▶ _GIVEN EXERCISE_: Look through the entries and report how many lines include the word "http". Give the number alone.

Saved entries
####
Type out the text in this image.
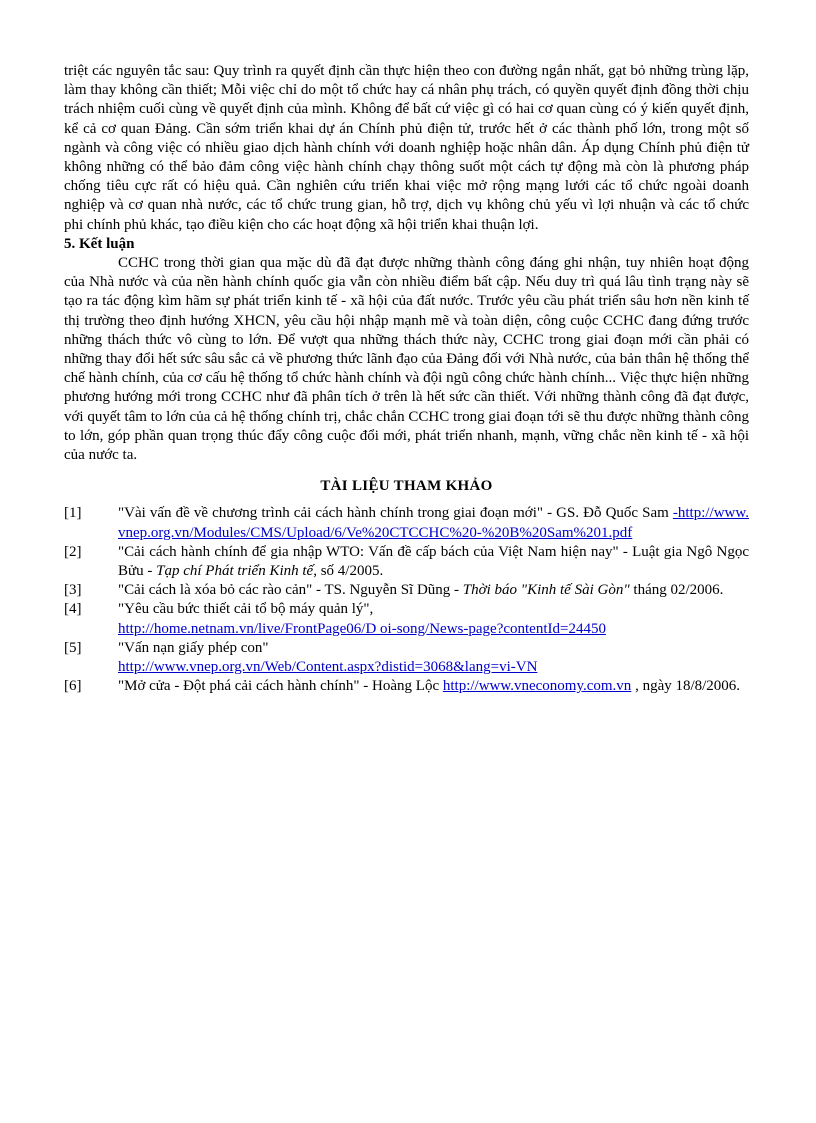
triệt các nguyên tắc sau: Quy trình ra quyết định cần thực hiện theo con đường ngắn nhất, gạt bỏ những trùng lặp, làm thay không cần thiết; Mỗi việc chỉ do một tổ chức hay cá nhân phụ trách, có quyền quyết định đồng thời chịu trách nhiệm cuối cùng về quyết định của mình. Không để bất cứ việc gì có hai cơ quan cùng có ý kiến quyết định, kể cả cơ quan Đảng. Cần sớm triển khai dự án Chính phủ điện tử, trước hết ở các thành phố lớn, trong một số ngành và công việc có nhiều giao dịch hành chính với doanh nghiệp hoặc nhân dân. Áp dụng Chính phủ điện tử không những có thể bảo đảm công việc hành chính chạy thông suốt một cách tự động mà còn là phương pháp chống tiêu cực rất có hiệu quả. Cần nghiên cứu triển khai việc mở rộng mạng lưới các tổ chức ngoài doanh nghiệp và cơ quan nhà nước, các tổ chức trung gian, hỗ trợ, dịch vụ không chủ yếu vì lợi nhuận và các tổ chức phi chính phủ khác, tạo điều kiện cho các hoạt động xã hội triển khai thuận lợi.

5. Kết luận

CCHC trong thời gian qua mặc dù đã đạt được những thành công đáng ghi nhận, tuy nhiên hoạt động của Nhà nước và của nền hành chính quốc gia vẫn còn nhiều điểm bất cập. Nếu duy trì quá lâu tình trạng này sẽ tạo ra tác động kìm hãm sự phát triển kinh tế - xã hội của đất nước. Trước yêu cầu phát triển sâu hơn nền kinh tế thị trường theo định hướng XHCN, yêu cầu hội nhập mạnh mẽ và toàn diện, công cuộc CCHC đang đứng trước những thách thức vô cùng to lớn. Để vượt qua những thách thức này, CCHC trong giai đoạn mới cần phải có những thay đổi hết sức sâu sắc cả về phương thức lãnh đạo của Đảng đối với Nhà nước, của bản thân hệ thống thể chế hành chính, của cơ cấu hệ thống tổ chức hành chính và đội ngũ công chức hành chính... Việc thực hiện những phương hướng mới trong CCHC như đã phân tích ở trên là hết sức cần thiết. Với những thành công đã đạt được, với quyết tâm to lớn của cả hệ thống chính trị, chắc chắn CCHC trong giai đoạn tới sẽ thu được những thành công to lớn, góp phần quan trọng thúc đẩy công cuộc đổi mới, phát triển nhanh, mạnh, vững chắc nền kinh tế - xã hội của nước ta.

TÀI LIỆU THAM KHẢO

[1]	"Vài vấn đề về chương trình cải cách hành chính trong giai đoạn mới" - GS. Đỗ Quốc Sam -http://www.vnep.org.vn/Modules/CMS/Upload/6/Ve%20CTCCHC%20-%20B%20Sam%201.pdf
[2]	"Cải cách hành chính để gia nhập WTO: Vấn đề cấp bách của Việt Nam hiện nay" - Luật gia Ngô Ngọc Bửu - Tạp chí Phát triển Kinh tế, số 4/2005.
[3]	"Cải cách là xóa bỏ các rào cản" - TS. Nguyễn Sĩ Dũng - Thời báo "Kinh tế Sài Gòn" tháng 02/2006.
[4]	"Yêu cầu bức thiết cải tổ bộ máy quản lý",
http://home.netnam.vn/live/FrontPage06/D oi-song/News-page?contentId=24450
[5]	"Vấn nạn giấy phép con"
http://www.vnep.org.vn/Web/Content.aspx?distid=3068&lang=vi-VN
[6]	"Mở cửa - Đột phá cải cách hành chính" - Hoàng Lộc http://www.vneconomy.com.vn , ngày 18/8/2006.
####
▶ _EXERCISE RESULT_: 4